- [Short problem]: Retype the material in full, keeping every word the same.

- [Data for the task]:
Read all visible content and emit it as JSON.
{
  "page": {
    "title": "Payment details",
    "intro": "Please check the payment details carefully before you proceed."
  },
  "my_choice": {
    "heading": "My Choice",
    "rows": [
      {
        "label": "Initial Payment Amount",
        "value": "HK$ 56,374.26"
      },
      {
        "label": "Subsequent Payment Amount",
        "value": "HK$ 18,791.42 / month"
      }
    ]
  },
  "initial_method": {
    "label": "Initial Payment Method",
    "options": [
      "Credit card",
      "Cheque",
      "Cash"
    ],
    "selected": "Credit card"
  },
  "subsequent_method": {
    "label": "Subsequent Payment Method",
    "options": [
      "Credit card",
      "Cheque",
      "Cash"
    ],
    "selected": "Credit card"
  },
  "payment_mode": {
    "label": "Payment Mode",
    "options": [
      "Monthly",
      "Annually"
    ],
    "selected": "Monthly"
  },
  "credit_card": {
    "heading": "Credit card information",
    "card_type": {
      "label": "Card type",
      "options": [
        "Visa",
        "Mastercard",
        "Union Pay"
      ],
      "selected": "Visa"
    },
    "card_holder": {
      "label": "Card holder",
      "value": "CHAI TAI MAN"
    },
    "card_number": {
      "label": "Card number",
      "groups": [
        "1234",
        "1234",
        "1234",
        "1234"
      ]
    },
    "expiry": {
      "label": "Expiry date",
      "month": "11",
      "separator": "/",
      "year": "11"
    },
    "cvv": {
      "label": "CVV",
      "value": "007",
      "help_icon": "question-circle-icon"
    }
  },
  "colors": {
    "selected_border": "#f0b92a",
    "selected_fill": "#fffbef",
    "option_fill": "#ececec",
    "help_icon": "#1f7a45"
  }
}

- [Exercise answer]:
Read all visible content and emit it as JSON.
{
  "page": {
    "title": "Payment details",
    "intro": "Please check the payment details carefully before you proceed."
  },
  "my_choice": {
    "heading": "My Choice",
    "rows": [
      {
        "label": "Initial Payment Amount",
        "value": "HK$ 56,374.26"
      },
      {
        "label": "Subsequent Payment Amount",
        "value": "HK$ 18,791.42 / month"
      }
    ]
  },
  "initial_method": {
    "label": "Initial Payment Method",
    "options": [
      "Credit card",
      "Cheque",
      "Cash"
    ],
    "selected": "Credit card"
  },
  "subsequent_method": {
    "label": "Subsequent Payment Method",
    "options": [
      "Credit card",
      "Cheque",
      "Cash"
    ],
    "selected": "Credit card"
  },
  "payment_mode": {
    "label": "Payment Mode",
    "options": [
      "Monthly",
      "Annually"
    ],
    "selected": "Monthly"
  },
  "credit_card": {
    "heading": "Credit card information",
    "card_type": {
      "label": "Card type",
      "options": [
        "Visa",
        "Mastercard",
        "Union Pay"
      ],
      "selected": "Visa"
    },
    "card_holder": {
      "label": "Card holder",
      "value": "CHAI TAI MAN"
    },
    "card_number": {
      "label": "Card number",
      "groups": [
        "1234",
        "1234",
        "1234",
        "1234"
      ]
    },
    "expiry": {
      "label": "Expiry date",
      "month": "11",
      "separator": "/",
      "year": "11"
    },
    "cvv": {
      "label": "CVV",
      "value": "007",
      "help_icon": "question-circle-icon"
    }
  },
  "colors": {
    "selected_border": "#f0b92a",
    "selected_fill": "#fffbef",
    "option_fill": "#ececec",
    "help_icon": "#1f7a45"
  }
}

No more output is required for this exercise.